§ **GIVEN EXERCISE**
Retype all of the data. Every line must match exactly.

§ **RAW RECORDS**
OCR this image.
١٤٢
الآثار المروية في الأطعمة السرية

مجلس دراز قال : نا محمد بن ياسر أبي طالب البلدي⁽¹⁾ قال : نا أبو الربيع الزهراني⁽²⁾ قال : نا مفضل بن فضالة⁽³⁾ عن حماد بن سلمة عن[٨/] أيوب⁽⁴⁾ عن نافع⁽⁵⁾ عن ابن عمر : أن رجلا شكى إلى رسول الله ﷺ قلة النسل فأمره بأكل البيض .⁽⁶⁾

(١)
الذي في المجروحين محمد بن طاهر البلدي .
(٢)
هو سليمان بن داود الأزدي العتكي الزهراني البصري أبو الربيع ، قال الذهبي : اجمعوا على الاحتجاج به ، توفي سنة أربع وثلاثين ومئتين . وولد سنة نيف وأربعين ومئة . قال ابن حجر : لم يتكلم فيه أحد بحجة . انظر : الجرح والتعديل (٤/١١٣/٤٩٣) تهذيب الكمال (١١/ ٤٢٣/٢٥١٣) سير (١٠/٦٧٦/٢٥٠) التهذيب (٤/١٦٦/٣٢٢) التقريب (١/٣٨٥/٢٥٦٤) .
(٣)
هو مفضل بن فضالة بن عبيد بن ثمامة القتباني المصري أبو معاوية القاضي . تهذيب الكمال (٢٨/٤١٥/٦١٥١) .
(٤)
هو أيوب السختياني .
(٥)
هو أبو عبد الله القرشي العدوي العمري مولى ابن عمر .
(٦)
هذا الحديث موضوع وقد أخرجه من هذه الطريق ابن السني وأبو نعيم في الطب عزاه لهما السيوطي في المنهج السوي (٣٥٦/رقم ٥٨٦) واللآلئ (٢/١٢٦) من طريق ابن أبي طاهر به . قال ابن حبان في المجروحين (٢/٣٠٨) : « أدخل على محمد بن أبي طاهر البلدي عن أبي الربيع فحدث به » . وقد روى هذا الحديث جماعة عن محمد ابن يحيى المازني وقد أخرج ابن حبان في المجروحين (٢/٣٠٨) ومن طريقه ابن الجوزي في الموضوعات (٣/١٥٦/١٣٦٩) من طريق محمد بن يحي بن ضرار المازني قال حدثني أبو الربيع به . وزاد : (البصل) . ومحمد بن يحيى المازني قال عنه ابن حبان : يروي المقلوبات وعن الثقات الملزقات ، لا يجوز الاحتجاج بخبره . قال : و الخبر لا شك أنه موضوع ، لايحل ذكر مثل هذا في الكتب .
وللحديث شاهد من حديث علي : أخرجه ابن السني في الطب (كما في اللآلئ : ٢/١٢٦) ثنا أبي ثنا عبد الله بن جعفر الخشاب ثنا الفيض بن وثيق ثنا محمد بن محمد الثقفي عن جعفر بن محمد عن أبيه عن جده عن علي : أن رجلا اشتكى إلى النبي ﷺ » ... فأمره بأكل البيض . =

§ **OUTPUT FOR THIS EXERCISE**
OCR this image.
١٤٢
الآثار المروية في الأطعمة السرية

مجلس دراز قال : نا محمد بن ياسر أبي طالب البلدي⁽¹⁾ قال : نا أبو الربيع الزهراني⁽²⁾ قال : نا مفضل بن فضالة⁽³⁾ عن حماد بن سلمة عن[٨/] أيوب⁽⁴⁾ عن نافع⁽⁵⁾ عن ابن عمر : أن رجلا شكى إلى رسول الله ﷺ قلة النسل فأمره بأكل البيض .⁽⁶⁾

(١)
الذي في المجروحين محمد بن طاهر البلدي .
(٢)
هو سليمان بن داود الأزدي العتكي الزهراني البصري أبو الربيع ، قال الذهبي : اجمعوا على الاحتجاج به ، توفي سنة أربع وثلاثين ومئتين . وولد سنة نيف وأربعين ومئة . قال ابن حجر : لم يتكلم فيه أحد بحجة . انظر : الجرح والتعديل (٤/١١٣/٤٩٣) تهذيب الكمال (١١/ ٤٢٣/٢٥١٣) سير (١٠/٦٧٦/٢٥٠) التهذيب (٤/١٦٦/٣٢٢) التقريب (١/٣٨٥/٢٥٦٤) .
(٣)
هو مفضل بن فضالة بن عبيد بن ثمامة القتباني المصري أبو معاوية القاضي . تهذيب الكمال (٢٨/٤١٥/٦١٥١) .
(٤)
هو أيوب السختياني .
(٥)
هو أبو عبد الله القرشي العدوي العمري مولى ابن عمر .
(٦)
هذا الحديث موضوع وقد أخرجه من هذه الطريق ابن السني وأبو نعيم في الطب عزاه لهما السيوطي في المنهج السوي (٣٥٦/رقم ٥٨٦) واللآلئ (٢/١٢٦) من طريق ابن أبي طاهر به . قال ابن حبان في المجروحين (٢/٣٠٨) : « أدخل على محمد بن أبي طاهر البلدي عن أبي الربيع فحدث به » . وقد روى هذا الحديث جماعة عن محمد ابن يحيى المازني وقد أخرج ابن حبان في المجروحين (٢/٣٠٨) ومن طريقه ابن الجوزي في الموضوعات (٣/١٥٦/١٣٦٩) من طريق محمد بن يحي بن ضرار المازني قال حدثني أبو الربيع به . وزاد : (البصل) . ومحمد بن يحيى المازني قال عنه ابن حبان : يروي المقلوبات وعن الثقات الملزقات ، لا يجوز الاحتجاج بخبره . قال : و الخبر لا شك أنه موضوع ، لايحل ذكر مثل هذا في الكتب .
وللحديث شاهد من حديث علي : أخرجه ابن السني في الطب (كما في اللآلئ : ٢/١٢٦) ثنا أبي ثنا عبد الله بن جعفر الخشاب ثنا الفيض بن وثيق ثنا محمد بن محمد الثقفي عن جعفر بن محمد عن أبيه عن جده عن علي : أن رجلا اشتكى إلى النبي ﷺ » ... فأمره بأكل البيض . =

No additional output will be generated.